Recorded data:
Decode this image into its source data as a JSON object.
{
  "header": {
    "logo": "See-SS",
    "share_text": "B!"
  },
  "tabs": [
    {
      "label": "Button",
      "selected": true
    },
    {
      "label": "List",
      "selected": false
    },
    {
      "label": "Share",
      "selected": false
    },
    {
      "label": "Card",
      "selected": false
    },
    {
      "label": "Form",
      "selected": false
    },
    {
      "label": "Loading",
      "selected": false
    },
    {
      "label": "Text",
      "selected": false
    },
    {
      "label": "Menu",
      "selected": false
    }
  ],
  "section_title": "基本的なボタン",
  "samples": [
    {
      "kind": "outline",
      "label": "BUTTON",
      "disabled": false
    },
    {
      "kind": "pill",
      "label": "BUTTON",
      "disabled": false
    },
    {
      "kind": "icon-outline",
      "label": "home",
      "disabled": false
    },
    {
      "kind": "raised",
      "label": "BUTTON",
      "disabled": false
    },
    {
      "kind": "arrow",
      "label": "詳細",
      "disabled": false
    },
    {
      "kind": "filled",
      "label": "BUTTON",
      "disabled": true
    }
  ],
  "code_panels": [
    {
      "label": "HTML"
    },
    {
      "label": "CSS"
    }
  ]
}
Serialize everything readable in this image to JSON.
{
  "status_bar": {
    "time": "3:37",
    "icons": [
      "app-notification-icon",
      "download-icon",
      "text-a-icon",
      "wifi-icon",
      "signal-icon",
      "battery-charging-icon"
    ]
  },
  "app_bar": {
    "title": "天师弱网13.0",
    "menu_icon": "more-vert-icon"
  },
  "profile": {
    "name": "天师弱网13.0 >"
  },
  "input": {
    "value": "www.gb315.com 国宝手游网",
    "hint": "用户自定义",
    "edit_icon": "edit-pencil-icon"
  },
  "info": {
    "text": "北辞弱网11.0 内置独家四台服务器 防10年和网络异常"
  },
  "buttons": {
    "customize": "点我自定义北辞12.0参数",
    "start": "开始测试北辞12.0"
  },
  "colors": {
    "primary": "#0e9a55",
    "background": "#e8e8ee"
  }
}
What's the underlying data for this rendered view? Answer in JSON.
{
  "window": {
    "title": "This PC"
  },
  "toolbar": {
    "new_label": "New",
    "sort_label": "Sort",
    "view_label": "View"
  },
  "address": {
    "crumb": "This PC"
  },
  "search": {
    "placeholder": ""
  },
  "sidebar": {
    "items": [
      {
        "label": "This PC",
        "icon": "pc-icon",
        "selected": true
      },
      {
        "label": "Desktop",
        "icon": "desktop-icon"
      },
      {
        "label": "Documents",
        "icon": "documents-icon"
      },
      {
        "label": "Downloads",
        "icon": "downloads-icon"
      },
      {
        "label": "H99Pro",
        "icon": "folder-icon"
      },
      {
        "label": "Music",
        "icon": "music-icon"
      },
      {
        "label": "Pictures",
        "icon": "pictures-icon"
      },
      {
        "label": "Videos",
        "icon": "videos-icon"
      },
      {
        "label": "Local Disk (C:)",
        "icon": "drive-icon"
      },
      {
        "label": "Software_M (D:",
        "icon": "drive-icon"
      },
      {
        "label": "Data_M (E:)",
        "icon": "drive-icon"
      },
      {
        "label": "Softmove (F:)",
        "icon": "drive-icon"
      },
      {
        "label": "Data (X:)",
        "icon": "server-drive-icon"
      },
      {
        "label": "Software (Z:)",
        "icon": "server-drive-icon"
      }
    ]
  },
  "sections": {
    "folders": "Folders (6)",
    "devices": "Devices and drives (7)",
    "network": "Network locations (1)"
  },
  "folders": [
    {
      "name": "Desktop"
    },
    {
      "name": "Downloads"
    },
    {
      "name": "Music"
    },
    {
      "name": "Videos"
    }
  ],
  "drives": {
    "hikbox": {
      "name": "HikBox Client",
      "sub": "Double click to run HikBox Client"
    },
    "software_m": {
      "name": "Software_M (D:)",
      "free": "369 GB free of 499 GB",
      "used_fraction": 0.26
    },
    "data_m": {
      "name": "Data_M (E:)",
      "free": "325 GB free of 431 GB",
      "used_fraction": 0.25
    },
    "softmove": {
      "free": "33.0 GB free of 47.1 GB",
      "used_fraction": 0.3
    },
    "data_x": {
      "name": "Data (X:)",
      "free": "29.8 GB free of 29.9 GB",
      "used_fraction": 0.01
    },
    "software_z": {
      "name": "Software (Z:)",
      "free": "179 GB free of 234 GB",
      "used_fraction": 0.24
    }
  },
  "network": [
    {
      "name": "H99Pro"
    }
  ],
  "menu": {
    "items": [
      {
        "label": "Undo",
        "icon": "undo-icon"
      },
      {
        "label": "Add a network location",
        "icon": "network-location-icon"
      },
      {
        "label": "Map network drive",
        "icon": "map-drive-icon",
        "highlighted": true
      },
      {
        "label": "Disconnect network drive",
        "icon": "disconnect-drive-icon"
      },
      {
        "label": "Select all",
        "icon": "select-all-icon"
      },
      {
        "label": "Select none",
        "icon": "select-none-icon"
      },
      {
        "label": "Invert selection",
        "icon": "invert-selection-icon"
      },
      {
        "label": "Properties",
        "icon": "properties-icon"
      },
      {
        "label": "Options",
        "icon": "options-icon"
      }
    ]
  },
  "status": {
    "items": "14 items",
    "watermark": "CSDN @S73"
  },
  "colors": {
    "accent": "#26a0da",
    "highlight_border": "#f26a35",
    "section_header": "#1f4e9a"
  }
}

Your objective: Repeat each of the entries above precisely as given.

Result of the task:
Decode this image into its source data as a JSON object.
{
  "header": {
    "logo": "See-SS",
    "share_text": "B!"
  },
  "tabs": [
    {
      "label": "Button",
      "selected": true
    },
    {
      "label": "List",
      "selected": false
    },
    {
      "label": "Share",
      "selected": false
    },
    {
      "label": "Card",
      "selected": false
    },
    {
      "label": "Form",
      "selected": false
    },
    {
      "label": "Loading",
      "selected": false
    },
    {
      "label": "Text",
      "selected": false
    },
    {
      "label": "Menu",
      "selected": false
    }
  ],
  "section_title": "基本的なボタン",
  "samples": [
    {
      "kind": "outline",
      "label": "BUTTON",
      "disabled": false
    },
    {
      "kind": "pill",
      "label": "BUTTON",
      "disabled": false
    },
    {
      "kind": "icon-outline",
      "label": "home",
      "disabled": false
    },
    {
      "kind": "raised",
      "label": "BUTTON",
      "disabled": false
    },
    {
      "kind": "arrow",
      "label": "詳細",
      "disabled": false
    },
    {
      "kind": "filled",
      "label": "BUTTON",
      "disabled": true
    }
  ],
  "code_panels": [
    {
      "label": "HTML"
    },
    {
      "label": "CSS"
    }
  ]
}
Serialize everything readable in this image to JSON.
{
  "status_bar": {
    "time": "3:37",
    "icons": [
      "app-notification-icon",
      "download-icon",
      "text-a-icon",
      "wifi-icon",
      "signal-icon",
      "battery-charging-icon"
    ]
  },
  "app_bar": {
    "title": "天师弱网13.0",
    "menu_icon": "more-vert-icon"
  },
  "profile": {
    "name": "天师弱网13.0 >"
  },
  "input": {
    "value": "www.gb315.com 国宝手游网",
    "hint": "用户自定义",
    "edit_icon": "edit-pencil-icon"
  },
  "info": {
    "text": "北辞弱网11.0 内置独家四台服务器 防10年和网络异常"
  },
  "buttons": {
    "customize": "点我自定义北辞12.0参数",
    "start": "开始测试北辞12.0"
  },
  "colors": {
    "primary": "#0e9a55",
    "background": "#e8e8ee"
  }
}
What's the underlying data for this rendered view? Answer in JSON.
{
  "window": {
    "title": "This PC"
  },
  "toolbar": {
    "new_label": "New",
    "sort_label": "Sort",
    "view_label": "View"
  },
  "address": {
    "crumb": "This PC"
  },
  "search": {
    "placeholder": ""
  },
  "sidebar": {
    "items": [
      {
        "label": "This PC",
        "icon": "pc-icon",
        "selected": true
      },
      {
        "label": "Desktop",
        "icon": "desktop-icon"
      },
      {
        "label": "Documents",
        "icon": "documents-icon"
      },
      {
        "label": "Downloads",
        "icon": "downloads-icon"
      },
      {
        "label": "H99Pro",
        "icon": "folder-icon"
      },
      {
        "label": "Music",
        "icon": "music-icon"
      },
      {
        "label": "Pictures",
        "icon": "pictures-icon"
      },
      {
        "label": "Videos",
        "icon": "videos-icon"
      },
      {
        "label": "Local Disk (C:)",
        "icon": "drive-icon"
      },
      {
        "label": "Software_M (D:",
        "icon": "drive-icon"
      },
      {
        "label": "Data_M (E:)",
        "icon": "drive-icon"
      },
      {
        "label": "Softmove (F:)",
        "icon": "drive-icon"
      },
      {
        "label": "Data (X:)",
        "icon": "server-drive-icon"
      },
      {
        "label": "Software (Z:)",
        "icon": "server-drive-icon"
      }
    ]
  },
  "sections": {
    "folders": "Folders (6)",
    "devices": "Devices and drives (7)",
    "network": "Network locations (1)"
  },
  "folders": [
    {
      "name": "Desktop"
    },
    {
      "name": "Downloads"
    },
    {
      "name": "Music"
    },
    {
      "name": "Videos"
    }
  ],
  "drives": {
    "hikbox": {
      "name": "HikBox Client",
      "sub": "Double click to run HikBox Client"
    },
    "software_m": {
      "name": "Software_M (D:)",
      "free": "369 GB free of 499 GB",
      "used_fraction": 0.26
    },
    "data_m": {
      "name": "Data_M (E:)",
      "free": "325 GB free of 431 GB",
      "used_fraction": 0.25
    },
    "softmove": {
      "free": "33.0 GB free of 47.1 GB",
      "used_fraction": 0.3
    },
    "data_x": {
      "name": "Data (X:)",
      "free": "29.8 GB free of 29.9 GB",
      "used_fraction": 0.01
    },
    "software_z": {
      "name": "Software (Z:)",
      "free": "179 GB free of 234 GB",
      "used_fraction": 0.24
    }
  },
  "network": [
    {
      "name": "H99Pro"
    }
  ],
  "menu": {
    "items": [
      {
        "label": "Undo",
        "icon": "undo-icon"
      },
      {
        "label": "Add a network location",
        "icon": "network-location-icon"
      },
      {
        "label": "Map network drive",
        "icon": "map-drive-icon",
        "highlighted": true
      },
      {
        "label": "Disconnect network drive",
        "icon": "disconnect-drive-icon"
      },
      {
        "label": "Select all",
        "icon": "select-all-icon"
      },
      {
        "label": "Select none",
        "icon": "select-none-icon"
      },
      {
        "label": "Invert selection",
        "icon": "invert-selection-icon"
      },
      {
        "label": "Properties",
        "icon": "properties-icon"
      },
      {
        "label": "Options",
        "icon": "options-icon"
      }
    ]
  },
  "status": {
    "items": "14 items",
    "watermark": "CSDN @S73"
  },
  "colors": {
    "accent": "#26a0da",
    "highlight_border": "#f26a35",
    "section_header": "#1f4e9a"
  }
}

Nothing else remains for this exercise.